What to produce: Write the listing below out again exactly, dropping the images.

Data in this exercise:
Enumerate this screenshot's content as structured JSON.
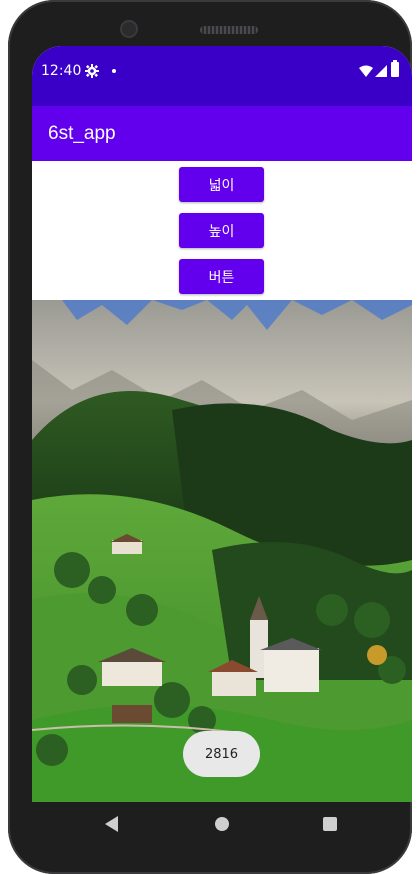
{
  "status_bar": {
    "time": "12:40",
    "icons": [
      "gear-icon",
      "dot-icon",
      "wifi-icon",
      "signal-icon",
      "battery-icon"
    ],
    "color": "#3b00c8"
  },
  "app_bar": {
    "title": "6st_app",
    "color": "#6200ee"
  },
  "buttons": [
    {
      "label": "넓이"
    },
    {
      "label": "높이"
    },
    {
      "label": "버튼"
    }
  ],
  "image": {
    "description_icon": "landscape-photo"
  },
  "toast": {
    "text": "2816"
  },
  "nav_bar": {
    "icons": [
      "back-icon",
      "home-icon",
      "recents-icon"
    ]
  }
}
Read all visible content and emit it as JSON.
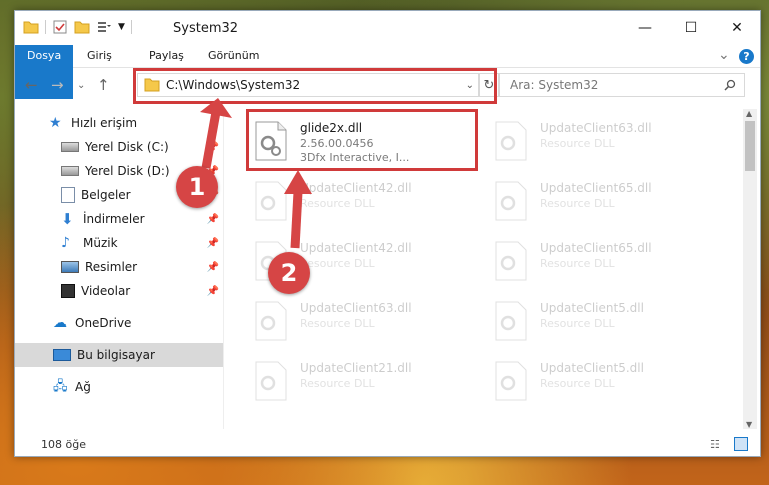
{
  "window": {
    "title": "System32",
    "min": "—",
    "max": "☐",
    "close": "✕"
  },
  "ribbon": {
    "tabs": [
      "Dosya",
      "Giriş",
      "Paylaş",
      "Görünüm"
    ],
    "collapse": "⌄",
    "help": "?"
  },
  "address": {
    "path": "C:\\Windows\\System32",
    "search_placeholder": "Ara: System32"
  },
  "sidebar": {
    "items": [
      {
        "label": "Hızlı erişim",
        "icon": "star-icon"
      },
      {
        "label": "Yerel Disk (C:)",
        "icon": "drive-icon",
        "pinned": true
      },
      {
        "label": "Yerel Disk (D:)",
        "icon": "drive-icon",
        "pinned": true
      },
      {
        "label": "Belgeler",
        "icon": "documents-icon",
        "pinned": true
      },
      {
        "label": "İndirmeler",
        "icon": "download-icon",
        "pinned": true
      },
      {
        "label": "Müzik",
        "icon": "music-icon",
        "pinned": true
      },
      {
        "label": "Resimler",
        "icon": "pictures-icon",
        "pinned": true
      },
      {
        "label": "Videolar",
        "icon": "videos-icon",
        "pinned": true
      },
      {
        "label": "OneDrive",
        "icon": "cloud-icon"
      },
      {
        "label": "Bu bilgisayar",
        "icon": "computer-icon",
        "selected": true
      },
      {
        "label": "Ağ",
        "icon": "network-icon"
      }
    ]
  },
  "files": {
    "highlight": {
      "name": "glide2x.dll",
      "version": "2.56.00.0456",
      "company": "3Dfx Interactive, I..."
    },
    "left": [
      {
        "name": "UpdateClient42.dll",
        "type": "Resource DLL"
      },
      {
        "name": "UpdateClient42.dll",
        "type": "Resource DLL"
      },
      {
        "name": "UpdateClient63.dll",
        "type": "Resource DLL"
      },
      {
        "name": "UpdateClient21.dll",
        "type": "Resource DLL"
      }
    ],
    "right": [
      {
        "name": "UpdateClient63.dll",
        "type": "Resource DLL"
      },
      {
        "name": "UpdateClient65.dll",
        "type": "Resource DLL"
      },
      {
        "name": "UpdateClient65.dll",
        "type": "Resource DLL"
      },
      {
        "name": "UpdateClient5.dll",
        "type": "Resource DLL"
      },
      {
        "name": "UpdateClient5.dll",
        "type": "Resource DLL"
      }
    ]
  },
  "markers": [
    "1",
    "2"
  ],
  "status": {
    "count": "108 öğe"
  },
  "colors": {
    "accent": "#1979ca",
    "highlight_border": "#d03a3a",
    "marker": "#d64545"
  }
}
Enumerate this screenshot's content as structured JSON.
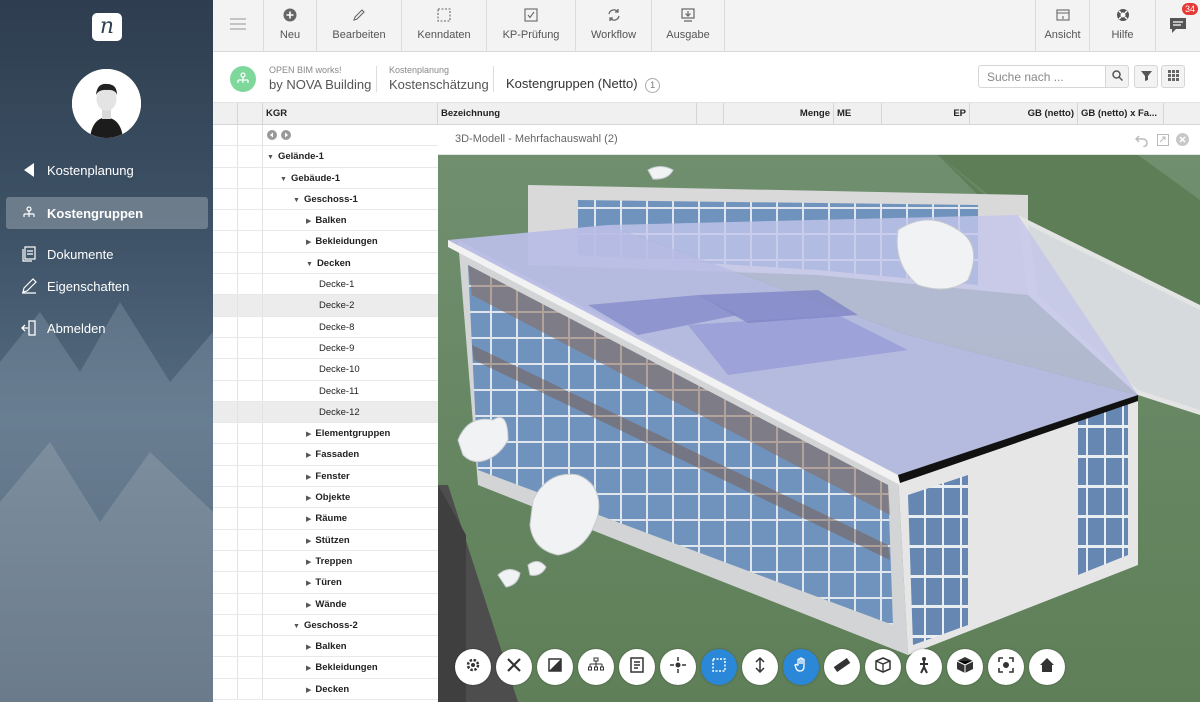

Written answer:
Enumerate this screenshot's content as structured JSON.
{
  "status_bar": {
    "time": "12:40",
    "icons": [
      "gear-icon",
      "dot-icon",
      "wifi-icon",
      "signal-icon",
      "battery-icon"
    ],
    "color": "#3b00c8"
  },
  "app_bar": {
    "title": "6st_app",
    "color": "#6200ee"
  },
  "buttons": [
    {
      "label": "넓이"
    },
    {
      "label": "높이"
    },
    {
      "label": "버튼"
    }
  ],
  "image": {
    "description_icon": "landscape-photo"
  },
  "toast": {
    "text": "2816"
  },
  "nav_bar": {
    "icons": [
      "back-icon",
      "home-icon",
      "recents-icon"
    ]
  }
}
Read all visible content and emit it as JSON.
{
  "window": {
    "title": "System32",
    "min": "—",
    "max": "☐",
    "close": "✕"
  },
  "ribbon": {
    "tabs": [
      "Dosya",
      "Giriş",
      "Paylaş",
      "Görünüm"
    ],
    "collapse": "⌄",
    "help": "?"
  },
  "address": {
    "path": "C:\\Windows\\System32",
    "search_placeholder": "Ara: System32"
  },
  "sidebar": {
    "items": [
      {
        "label": "Hızlı erişim",
        "icon": "star-icon"
      },
      {
        "label": "Yerel Disk (C:)",
        "icon": "drive-icon",
        "pinned": true
      },
      {
        "label": "Yerel Disk (D:)",
        "icon": "drive-icon",
        "pinned": true
      },
      {
        "label": "Belgeler",
        "icon": "documents-icon",
        "pinned": true
      },
      {
        "label": "İndirmeler",
        "icon": "download-icon",
        "pinned": true
      },
      {
        "label": "Müzik",
        "icon": "music-icon",
        "pinned": true
      },
      {
        "label": "Resimler",
        "icon": "pictures-icon",
        "pinned": true
      },
      {
        "label": "Videolar",
        "icon": "videos-icon",
        "pinned": true
      },
      {
        "label": "OneDrive",
        "icon": "cloud-icon"
      },
      {
        "label": "Bu bilgisayar",
        "icon": "computer-icon",
        "selected": true
      },
      {
        "label": "Ağ",
        "icon": "network-icon"
      }
    ]
  },
  "files": {
    "highlight": {
      "name": "glide2x.dll",
      "version": "2.56.00.0456",
      "company": "3Dfx Interactive, I..."
    },
    "left": [
      {
        "name": "UpdateClient42.dll",
        "type": "Resource DLL"
      },
      {
        "name": "UpdateClient42.dll",
        "type": "Resource DLL"
      },
      {
        "name": "UpdateClient63.dll",
        "type": "Resource DLL"
      },
      {
        "name": "UpdateClient21.dll",
        "type": "Resource DLL"
      }
    ],
    "right": [
      {
        "name": "UpdateClient63.dll",
        "type": "Resource DLL"
      },
      {
        "name": "UpdateClient65.dll",
        "type": "Resource DLL"
      },
      {
        "name": "UpdateClient65.dll",
        "type": "Resource DLL"
      },
      {
        "name": "UpdateClient5.dll",
        "type": "Resource DLL"
      },
      {
        "name": "UpdateClient5.dll",
        "type": "Resource DLL"
      }
    ]
  },
  "markers": [
    "1",
    "2"
  ],
  "status": {
    "count": "108 öğe"
  },
  "colors": {
    "accent": "#1979ca",
    "highlight_border": "#d03a3a",
    "marker": "#d64545"
  }
}
Enumerate this screenshot's content as structured JSON.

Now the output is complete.